:: STORED DATA ::
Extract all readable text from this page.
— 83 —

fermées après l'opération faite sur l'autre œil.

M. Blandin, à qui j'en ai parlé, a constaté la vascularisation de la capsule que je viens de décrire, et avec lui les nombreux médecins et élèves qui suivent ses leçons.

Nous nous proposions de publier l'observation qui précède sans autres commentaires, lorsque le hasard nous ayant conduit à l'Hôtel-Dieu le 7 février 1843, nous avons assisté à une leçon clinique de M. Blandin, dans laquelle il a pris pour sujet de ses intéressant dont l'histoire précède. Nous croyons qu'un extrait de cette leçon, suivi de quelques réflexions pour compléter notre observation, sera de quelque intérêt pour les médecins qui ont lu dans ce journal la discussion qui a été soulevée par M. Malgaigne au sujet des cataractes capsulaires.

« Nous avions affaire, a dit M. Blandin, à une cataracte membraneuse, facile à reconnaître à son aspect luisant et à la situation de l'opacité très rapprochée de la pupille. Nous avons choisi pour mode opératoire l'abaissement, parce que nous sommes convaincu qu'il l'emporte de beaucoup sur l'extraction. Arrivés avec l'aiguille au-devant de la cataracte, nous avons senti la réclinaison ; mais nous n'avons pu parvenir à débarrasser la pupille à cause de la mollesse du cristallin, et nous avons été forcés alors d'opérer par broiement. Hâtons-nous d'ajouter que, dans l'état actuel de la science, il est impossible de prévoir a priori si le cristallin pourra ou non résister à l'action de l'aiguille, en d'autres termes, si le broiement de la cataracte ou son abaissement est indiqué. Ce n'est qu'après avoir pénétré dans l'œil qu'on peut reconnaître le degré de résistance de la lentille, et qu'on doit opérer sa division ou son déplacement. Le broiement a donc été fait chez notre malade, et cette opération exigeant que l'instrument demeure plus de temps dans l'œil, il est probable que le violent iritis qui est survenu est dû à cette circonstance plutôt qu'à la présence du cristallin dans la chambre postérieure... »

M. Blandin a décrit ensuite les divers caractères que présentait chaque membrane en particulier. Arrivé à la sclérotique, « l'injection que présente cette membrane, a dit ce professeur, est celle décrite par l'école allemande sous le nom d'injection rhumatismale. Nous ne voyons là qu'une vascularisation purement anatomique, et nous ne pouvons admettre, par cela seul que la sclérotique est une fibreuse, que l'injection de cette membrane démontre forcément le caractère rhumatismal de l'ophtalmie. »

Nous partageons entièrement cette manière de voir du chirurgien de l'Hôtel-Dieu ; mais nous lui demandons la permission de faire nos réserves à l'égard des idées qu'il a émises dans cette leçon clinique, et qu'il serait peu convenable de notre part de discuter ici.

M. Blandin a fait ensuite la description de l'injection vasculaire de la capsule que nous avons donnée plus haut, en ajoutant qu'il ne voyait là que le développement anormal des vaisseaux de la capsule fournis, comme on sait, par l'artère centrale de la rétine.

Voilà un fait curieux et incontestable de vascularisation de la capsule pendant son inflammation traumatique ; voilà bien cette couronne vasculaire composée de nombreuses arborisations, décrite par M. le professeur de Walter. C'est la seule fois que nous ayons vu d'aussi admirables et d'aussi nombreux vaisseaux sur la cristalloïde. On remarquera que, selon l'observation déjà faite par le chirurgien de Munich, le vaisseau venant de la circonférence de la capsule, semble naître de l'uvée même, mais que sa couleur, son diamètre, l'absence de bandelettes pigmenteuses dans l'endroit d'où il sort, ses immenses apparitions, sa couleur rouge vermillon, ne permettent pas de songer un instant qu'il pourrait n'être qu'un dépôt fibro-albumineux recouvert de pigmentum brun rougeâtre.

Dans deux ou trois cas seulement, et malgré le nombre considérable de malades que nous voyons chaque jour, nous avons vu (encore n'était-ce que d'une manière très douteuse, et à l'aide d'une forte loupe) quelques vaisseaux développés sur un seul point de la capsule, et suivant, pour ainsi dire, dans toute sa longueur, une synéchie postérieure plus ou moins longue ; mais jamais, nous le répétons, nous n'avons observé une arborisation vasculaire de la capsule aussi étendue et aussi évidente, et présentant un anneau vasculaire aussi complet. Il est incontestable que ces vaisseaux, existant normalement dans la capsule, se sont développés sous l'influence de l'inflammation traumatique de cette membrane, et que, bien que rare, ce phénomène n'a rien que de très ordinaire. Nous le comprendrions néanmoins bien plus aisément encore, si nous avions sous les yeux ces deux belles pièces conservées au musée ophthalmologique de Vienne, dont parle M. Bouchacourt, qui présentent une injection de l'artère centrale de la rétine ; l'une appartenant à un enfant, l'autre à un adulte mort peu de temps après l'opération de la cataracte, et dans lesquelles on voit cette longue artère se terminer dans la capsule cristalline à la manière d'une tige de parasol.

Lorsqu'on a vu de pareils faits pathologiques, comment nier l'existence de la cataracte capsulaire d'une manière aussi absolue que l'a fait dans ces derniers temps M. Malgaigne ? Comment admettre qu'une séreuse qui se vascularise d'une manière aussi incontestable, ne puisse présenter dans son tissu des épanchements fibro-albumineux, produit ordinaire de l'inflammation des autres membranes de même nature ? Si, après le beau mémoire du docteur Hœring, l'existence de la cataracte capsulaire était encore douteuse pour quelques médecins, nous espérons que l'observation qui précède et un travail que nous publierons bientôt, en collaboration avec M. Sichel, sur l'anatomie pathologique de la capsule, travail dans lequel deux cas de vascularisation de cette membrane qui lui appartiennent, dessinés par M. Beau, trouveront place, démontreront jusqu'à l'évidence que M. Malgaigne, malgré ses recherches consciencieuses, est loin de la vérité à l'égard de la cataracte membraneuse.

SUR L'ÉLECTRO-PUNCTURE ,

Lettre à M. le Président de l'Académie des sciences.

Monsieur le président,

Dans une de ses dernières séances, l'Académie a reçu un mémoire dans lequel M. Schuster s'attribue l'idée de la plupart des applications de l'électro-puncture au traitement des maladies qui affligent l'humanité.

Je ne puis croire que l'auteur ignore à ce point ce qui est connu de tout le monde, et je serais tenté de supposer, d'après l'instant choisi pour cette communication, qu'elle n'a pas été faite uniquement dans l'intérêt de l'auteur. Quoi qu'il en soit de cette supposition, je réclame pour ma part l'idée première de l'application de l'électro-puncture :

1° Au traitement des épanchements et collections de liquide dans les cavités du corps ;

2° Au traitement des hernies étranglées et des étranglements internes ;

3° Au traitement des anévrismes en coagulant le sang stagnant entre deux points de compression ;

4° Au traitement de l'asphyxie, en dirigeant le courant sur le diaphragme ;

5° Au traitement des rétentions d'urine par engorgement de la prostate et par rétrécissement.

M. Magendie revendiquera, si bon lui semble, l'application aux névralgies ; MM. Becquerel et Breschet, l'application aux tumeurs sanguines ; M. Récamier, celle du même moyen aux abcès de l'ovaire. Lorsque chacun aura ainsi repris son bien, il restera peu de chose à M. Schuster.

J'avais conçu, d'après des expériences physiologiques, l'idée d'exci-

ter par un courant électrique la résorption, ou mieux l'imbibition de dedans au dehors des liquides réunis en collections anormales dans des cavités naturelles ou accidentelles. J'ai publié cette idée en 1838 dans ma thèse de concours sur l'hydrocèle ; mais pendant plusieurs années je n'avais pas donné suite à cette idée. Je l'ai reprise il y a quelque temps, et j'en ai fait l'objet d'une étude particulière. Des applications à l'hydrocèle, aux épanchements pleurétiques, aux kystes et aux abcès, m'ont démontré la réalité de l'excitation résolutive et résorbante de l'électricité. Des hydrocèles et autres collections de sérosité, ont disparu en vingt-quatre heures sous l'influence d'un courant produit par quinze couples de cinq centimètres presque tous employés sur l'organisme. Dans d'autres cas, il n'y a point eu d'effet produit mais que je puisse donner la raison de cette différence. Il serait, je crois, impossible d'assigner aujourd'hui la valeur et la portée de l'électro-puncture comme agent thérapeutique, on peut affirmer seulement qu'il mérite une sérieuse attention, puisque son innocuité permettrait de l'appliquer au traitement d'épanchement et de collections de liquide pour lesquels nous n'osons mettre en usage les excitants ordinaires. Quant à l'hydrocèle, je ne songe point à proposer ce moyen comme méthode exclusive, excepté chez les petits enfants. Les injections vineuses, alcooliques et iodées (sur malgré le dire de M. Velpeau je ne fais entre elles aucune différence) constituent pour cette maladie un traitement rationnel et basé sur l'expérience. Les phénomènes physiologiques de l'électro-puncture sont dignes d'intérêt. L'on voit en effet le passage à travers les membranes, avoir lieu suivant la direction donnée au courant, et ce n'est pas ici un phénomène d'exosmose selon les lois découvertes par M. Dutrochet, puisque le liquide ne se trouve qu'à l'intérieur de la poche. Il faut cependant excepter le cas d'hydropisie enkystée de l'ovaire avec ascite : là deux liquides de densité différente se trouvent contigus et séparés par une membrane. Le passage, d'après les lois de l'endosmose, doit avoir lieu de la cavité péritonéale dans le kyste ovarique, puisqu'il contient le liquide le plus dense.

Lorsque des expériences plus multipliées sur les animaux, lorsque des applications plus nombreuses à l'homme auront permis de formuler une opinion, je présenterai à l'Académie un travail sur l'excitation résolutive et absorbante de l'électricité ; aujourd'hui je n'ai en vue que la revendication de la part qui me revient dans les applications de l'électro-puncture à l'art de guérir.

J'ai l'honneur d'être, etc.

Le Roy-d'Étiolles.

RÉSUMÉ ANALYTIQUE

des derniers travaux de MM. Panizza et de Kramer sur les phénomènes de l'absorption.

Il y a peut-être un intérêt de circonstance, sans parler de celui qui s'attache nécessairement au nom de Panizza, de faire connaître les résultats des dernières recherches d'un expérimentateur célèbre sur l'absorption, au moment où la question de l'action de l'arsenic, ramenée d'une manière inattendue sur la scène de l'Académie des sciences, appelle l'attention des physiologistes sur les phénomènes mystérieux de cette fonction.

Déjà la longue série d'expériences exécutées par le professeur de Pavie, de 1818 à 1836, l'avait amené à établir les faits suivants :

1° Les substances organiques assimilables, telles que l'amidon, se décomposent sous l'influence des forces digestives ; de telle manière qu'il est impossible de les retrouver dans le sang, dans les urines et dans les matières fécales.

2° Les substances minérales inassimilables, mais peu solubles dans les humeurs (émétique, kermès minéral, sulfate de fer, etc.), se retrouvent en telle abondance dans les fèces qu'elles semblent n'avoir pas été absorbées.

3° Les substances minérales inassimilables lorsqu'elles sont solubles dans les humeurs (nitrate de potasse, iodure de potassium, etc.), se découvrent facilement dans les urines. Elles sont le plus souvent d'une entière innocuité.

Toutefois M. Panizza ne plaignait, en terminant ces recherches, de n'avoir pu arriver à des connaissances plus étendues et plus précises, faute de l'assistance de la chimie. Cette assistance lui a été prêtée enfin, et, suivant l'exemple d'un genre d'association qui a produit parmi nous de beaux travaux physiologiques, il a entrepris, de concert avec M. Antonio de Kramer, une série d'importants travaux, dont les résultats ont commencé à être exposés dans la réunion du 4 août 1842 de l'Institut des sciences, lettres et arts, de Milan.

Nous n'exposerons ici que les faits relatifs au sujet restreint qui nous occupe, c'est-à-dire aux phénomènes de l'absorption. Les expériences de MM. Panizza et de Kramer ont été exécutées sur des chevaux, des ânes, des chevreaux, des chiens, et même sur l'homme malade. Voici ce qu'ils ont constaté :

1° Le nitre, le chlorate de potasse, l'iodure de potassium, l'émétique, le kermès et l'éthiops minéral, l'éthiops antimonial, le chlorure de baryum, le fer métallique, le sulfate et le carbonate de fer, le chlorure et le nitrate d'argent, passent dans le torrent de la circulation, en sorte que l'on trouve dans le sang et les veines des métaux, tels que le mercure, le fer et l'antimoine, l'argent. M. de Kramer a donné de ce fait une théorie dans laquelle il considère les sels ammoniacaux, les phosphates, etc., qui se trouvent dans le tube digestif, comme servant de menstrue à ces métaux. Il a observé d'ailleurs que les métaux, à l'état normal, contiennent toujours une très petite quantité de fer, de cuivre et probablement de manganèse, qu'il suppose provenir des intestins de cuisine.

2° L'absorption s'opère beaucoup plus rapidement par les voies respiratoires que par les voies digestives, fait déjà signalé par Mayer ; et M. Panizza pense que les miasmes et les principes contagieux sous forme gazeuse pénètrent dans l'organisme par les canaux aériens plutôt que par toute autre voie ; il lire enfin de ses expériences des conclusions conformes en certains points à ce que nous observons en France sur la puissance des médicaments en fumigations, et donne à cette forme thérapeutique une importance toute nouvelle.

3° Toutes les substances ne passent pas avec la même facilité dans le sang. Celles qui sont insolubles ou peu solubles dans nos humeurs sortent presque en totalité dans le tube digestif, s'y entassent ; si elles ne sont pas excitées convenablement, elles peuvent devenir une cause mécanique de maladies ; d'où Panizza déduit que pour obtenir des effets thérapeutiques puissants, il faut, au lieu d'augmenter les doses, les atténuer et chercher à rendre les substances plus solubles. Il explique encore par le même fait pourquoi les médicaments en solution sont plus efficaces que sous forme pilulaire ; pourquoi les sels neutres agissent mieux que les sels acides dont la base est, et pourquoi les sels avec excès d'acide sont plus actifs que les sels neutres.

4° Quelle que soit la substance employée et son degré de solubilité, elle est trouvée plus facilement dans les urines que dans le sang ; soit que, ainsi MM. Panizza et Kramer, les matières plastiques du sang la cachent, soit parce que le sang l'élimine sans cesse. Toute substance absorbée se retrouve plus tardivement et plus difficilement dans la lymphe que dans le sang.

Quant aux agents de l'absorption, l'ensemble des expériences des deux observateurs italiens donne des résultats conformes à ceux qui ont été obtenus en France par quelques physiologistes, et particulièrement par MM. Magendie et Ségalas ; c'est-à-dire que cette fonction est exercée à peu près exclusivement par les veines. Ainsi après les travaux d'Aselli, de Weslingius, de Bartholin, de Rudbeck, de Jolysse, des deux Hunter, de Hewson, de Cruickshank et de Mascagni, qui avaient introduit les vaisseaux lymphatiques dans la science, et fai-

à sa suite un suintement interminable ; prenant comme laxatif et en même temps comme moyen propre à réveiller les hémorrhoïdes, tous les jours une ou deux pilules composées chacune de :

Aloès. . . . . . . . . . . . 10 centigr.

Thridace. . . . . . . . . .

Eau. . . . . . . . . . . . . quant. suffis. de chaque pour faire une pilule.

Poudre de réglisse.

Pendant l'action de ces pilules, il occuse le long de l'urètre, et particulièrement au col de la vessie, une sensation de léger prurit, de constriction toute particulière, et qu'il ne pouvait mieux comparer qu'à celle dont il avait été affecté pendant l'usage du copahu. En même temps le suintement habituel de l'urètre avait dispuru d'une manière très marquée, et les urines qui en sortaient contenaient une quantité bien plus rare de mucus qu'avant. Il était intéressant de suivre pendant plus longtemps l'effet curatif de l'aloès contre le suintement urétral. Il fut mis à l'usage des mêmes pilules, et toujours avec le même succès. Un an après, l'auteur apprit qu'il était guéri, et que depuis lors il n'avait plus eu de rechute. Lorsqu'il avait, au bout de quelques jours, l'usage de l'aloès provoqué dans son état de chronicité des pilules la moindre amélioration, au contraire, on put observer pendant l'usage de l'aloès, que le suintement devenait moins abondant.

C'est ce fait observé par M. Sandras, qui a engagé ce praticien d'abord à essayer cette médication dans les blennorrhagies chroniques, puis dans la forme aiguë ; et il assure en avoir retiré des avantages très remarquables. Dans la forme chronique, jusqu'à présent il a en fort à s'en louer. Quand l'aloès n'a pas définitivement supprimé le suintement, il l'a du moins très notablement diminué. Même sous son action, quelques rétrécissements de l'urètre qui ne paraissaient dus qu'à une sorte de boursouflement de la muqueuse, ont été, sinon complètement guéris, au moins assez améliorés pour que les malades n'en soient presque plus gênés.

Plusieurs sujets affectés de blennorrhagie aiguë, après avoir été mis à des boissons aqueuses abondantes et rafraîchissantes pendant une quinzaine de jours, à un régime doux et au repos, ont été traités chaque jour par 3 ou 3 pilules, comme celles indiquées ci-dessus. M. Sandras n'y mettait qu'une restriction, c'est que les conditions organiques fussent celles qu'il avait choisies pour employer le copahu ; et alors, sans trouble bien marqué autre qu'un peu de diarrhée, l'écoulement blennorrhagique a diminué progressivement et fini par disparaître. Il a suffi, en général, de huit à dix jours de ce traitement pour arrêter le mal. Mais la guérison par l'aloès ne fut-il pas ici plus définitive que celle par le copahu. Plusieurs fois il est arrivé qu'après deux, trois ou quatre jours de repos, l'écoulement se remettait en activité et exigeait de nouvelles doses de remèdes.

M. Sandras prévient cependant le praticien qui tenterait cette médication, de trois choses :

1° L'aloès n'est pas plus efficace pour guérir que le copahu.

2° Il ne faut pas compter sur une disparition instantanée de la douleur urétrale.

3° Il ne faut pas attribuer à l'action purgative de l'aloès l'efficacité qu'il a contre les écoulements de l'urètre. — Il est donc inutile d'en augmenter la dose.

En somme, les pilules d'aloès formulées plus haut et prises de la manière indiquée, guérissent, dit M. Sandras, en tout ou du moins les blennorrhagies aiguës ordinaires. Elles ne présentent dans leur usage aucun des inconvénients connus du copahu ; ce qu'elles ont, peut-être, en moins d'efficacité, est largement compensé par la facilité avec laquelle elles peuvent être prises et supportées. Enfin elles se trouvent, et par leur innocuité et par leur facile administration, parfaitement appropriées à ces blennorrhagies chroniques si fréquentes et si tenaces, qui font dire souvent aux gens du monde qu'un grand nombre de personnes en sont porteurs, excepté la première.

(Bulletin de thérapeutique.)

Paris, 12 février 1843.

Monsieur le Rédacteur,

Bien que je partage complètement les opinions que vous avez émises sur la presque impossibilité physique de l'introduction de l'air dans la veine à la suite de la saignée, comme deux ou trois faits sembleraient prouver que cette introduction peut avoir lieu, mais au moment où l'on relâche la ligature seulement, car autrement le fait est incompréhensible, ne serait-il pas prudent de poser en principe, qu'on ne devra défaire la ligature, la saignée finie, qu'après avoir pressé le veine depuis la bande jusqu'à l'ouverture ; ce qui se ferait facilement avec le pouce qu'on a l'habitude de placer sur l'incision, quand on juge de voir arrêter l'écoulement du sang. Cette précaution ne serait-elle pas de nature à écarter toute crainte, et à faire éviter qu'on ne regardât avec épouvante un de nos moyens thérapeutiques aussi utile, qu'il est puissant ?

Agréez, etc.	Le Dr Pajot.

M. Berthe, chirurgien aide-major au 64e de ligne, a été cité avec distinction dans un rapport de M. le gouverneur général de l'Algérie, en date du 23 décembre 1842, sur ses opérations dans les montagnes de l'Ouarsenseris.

:: THE TASK ::
The answer is a single number: how many lines include the word "inassimilables"?

:: EXERCISE RESULT ::
2